Exercise goal:
Report the count of lines holding "atlantic" in the records, with no other words.

☆ ☆ ☆ ☆ ☆

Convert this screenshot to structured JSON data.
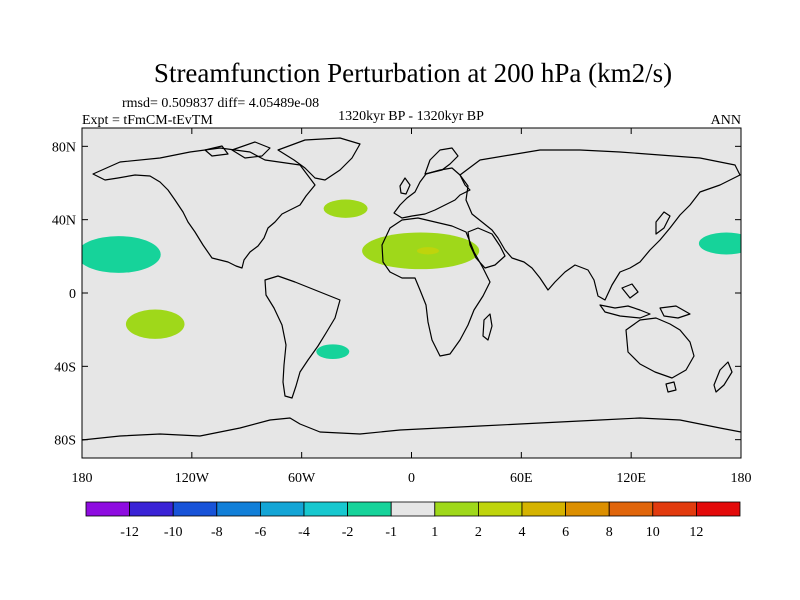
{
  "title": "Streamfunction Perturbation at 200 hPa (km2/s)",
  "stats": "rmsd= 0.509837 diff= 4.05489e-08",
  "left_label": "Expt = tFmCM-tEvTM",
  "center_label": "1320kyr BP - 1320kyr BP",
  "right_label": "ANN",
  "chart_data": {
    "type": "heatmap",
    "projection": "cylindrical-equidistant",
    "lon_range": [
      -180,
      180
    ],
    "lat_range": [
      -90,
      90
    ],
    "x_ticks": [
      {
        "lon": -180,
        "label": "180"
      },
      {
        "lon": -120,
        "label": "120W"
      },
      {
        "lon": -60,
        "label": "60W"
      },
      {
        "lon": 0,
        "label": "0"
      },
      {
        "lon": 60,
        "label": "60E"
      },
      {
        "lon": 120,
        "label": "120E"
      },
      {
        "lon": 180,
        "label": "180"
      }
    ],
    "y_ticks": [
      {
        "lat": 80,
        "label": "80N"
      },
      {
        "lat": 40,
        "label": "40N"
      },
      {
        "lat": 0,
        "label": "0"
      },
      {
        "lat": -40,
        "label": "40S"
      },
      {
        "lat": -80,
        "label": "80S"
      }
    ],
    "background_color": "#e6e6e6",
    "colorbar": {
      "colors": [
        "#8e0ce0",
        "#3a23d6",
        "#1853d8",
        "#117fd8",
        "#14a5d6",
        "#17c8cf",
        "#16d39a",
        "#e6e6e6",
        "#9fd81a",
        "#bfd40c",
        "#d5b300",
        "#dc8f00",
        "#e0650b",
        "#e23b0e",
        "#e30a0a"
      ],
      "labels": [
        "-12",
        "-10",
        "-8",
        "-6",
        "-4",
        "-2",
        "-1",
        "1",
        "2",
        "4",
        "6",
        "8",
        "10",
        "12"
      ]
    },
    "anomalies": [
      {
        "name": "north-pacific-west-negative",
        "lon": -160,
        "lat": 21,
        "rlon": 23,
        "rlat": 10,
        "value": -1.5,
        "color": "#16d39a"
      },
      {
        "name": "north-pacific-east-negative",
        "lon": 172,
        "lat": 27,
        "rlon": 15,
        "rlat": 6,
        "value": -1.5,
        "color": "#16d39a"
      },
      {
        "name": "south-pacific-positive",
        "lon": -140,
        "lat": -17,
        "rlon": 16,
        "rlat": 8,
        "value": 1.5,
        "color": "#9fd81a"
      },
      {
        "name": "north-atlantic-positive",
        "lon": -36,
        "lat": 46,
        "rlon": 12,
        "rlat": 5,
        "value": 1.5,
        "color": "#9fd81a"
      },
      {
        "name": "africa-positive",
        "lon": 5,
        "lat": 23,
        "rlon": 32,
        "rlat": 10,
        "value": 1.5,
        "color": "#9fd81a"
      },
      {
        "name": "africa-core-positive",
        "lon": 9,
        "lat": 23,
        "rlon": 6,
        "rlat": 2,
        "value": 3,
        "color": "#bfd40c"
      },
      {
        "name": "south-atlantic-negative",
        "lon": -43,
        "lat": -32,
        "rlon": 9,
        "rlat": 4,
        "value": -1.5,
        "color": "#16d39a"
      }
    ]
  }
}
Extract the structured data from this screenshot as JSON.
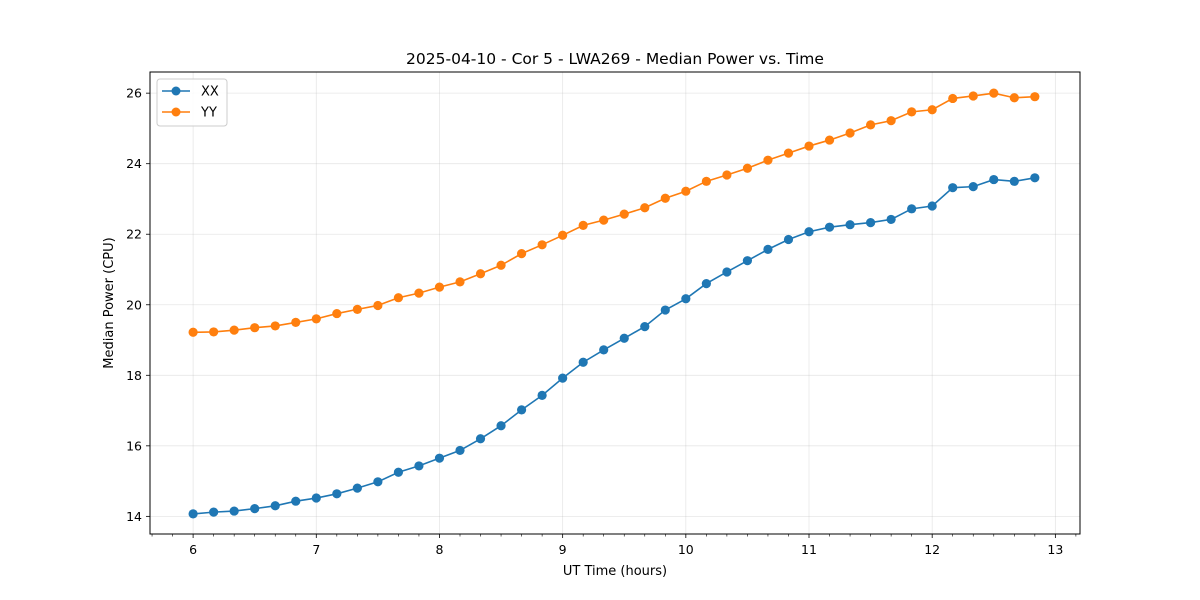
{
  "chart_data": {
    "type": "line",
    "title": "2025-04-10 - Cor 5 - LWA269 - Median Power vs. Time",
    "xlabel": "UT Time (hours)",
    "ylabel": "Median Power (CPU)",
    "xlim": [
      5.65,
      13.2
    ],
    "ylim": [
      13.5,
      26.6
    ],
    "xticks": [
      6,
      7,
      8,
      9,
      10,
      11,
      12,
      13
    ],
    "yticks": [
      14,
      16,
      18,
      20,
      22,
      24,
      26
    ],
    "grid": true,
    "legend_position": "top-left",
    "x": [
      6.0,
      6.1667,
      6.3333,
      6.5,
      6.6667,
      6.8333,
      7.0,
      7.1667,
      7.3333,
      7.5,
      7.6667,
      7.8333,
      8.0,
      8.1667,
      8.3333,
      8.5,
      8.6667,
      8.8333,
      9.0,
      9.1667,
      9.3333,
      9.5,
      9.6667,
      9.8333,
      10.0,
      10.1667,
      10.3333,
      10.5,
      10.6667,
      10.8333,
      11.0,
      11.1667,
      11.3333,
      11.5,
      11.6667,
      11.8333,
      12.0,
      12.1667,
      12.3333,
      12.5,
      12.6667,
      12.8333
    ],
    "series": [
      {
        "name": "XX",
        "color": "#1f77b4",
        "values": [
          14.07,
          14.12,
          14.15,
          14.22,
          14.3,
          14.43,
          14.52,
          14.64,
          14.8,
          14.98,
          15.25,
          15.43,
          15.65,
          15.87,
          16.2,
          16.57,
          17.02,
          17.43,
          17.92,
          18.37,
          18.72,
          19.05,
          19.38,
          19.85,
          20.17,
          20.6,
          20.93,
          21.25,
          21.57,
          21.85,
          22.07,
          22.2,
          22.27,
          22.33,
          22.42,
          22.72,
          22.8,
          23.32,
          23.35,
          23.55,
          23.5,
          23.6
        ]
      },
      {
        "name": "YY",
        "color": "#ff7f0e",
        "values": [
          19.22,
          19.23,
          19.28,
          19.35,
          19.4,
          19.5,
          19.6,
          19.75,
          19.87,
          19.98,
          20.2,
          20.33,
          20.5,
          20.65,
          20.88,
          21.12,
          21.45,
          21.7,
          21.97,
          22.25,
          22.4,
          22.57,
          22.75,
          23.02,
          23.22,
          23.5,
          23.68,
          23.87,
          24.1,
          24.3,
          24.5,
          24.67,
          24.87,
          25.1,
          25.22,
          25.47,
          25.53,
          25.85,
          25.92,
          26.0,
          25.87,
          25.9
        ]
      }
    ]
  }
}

☆ ☆ ☆ ☆ ☆

Solution to the problem:
2